**Problem to solve:**
Copy out the listing that follows, exact in every word, and skip the images.

>> Begin Supplied data

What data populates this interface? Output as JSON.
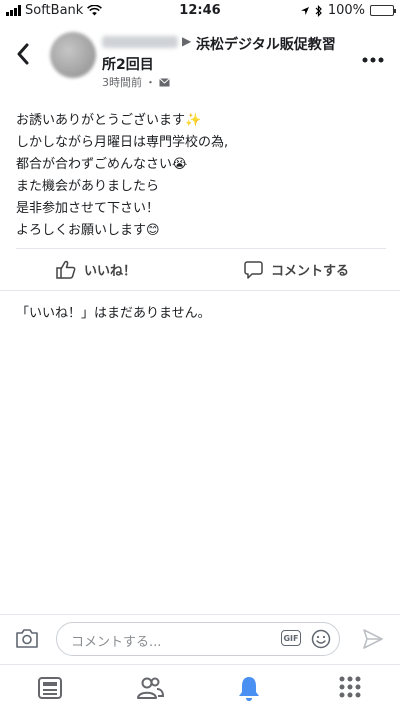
{
  "status_bar": {
    "carrier": "SoftBank",
    "time": "12:46",
    "battery": "100%"
  },
  "post": {
    "group_arrow": "▶",
    "group_name_line1": "浜松デジタル販促教習",
    "group_name_line2": "所2回目",
    "timestamp": "3時間前",
    "separator": "・",
    "body_lines": [
      "お誘いありがとうございます✨",
      "しかしながら月曜日は専門学校の為,",
      "都合が合わずごめんなさい😭",
      "また機会がありましたら",
      "是非参加させて下さい！",
      "よろしくお願いします😊"
    ]
  },
  "actions": {
    "like_label": "いいね！",
    "comment_label": "コメントする"
  },
  "likes_status": "「いいね！」はまだありません。",
  "comment_input": {
    "placeholder": "コメントする...",
    "gif_label": "GIF"
  },
  "icons": {
    "back": "chevron-left-icon",
    "more": "more-dots-icon",
    "camera": "camera-icon",
    "emoji": "smiley-icon",
    "send": "send-icon",
    "tabs": [
      "news-feed-icon",
      "groups-icon",
      "notifications-bell-icon",
      "menu-grid-icon"
    ]
  },
  "colors": {
    "active_tab": "#4a8ff2",
    "inactive_icon": "#65676b",
    "battery": "#4cd964"
  }
}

>> End Supplied data

**Written reply:**
What data populates this interface? Output as JSON.
{
  "status_bar": {
    "carrier": "SoftBank",
    "time": "12:46",
    "battery": "100%"
  },
  "post": {
    "group_arrow": "▶",
    "group_name_line1": "浜松デジタル販促教習",
    "group_name_line2": "所2回目",
    "timestamp": "3時間前",
    "separator": "・",
    "body_lines": [
      "お誘いありがとうございます✨",
      "しかしながら月曜日は専門学校の為,",
      "都合が合わずごめんなさい😭",
      "また機会がありましたら",
      "是非参加させて下さい！",
      "よろしくお願いします😊"
    ]
  },
  "actions": {
    "like_label": "いいね！",
    "comment_label": "コメントする"
  },
  "likes_status": "「いいね！」はまだありません。",
  "comment_input": {
    "placeholder": "コメントする...",
    "gif_label": "GIF"
  },
  "icons": {
    "back": "chevron-left-icon",
    "more": "more-dots-icon",
    "camera": "camera-icon",
    "emoji": "smiley-icon",
    "send": "send-icon",
    "tabs": [
      "news-feed-icon",
      "groups-icon",
      "notifications-bell-icon",
      "menu-grid-icon"
    ]
  },
  "colors": {
    "active_tab": "#4a8ff2",
    "inactive_icon": "#65676b",
    "battery": "#4cd964"
  }
}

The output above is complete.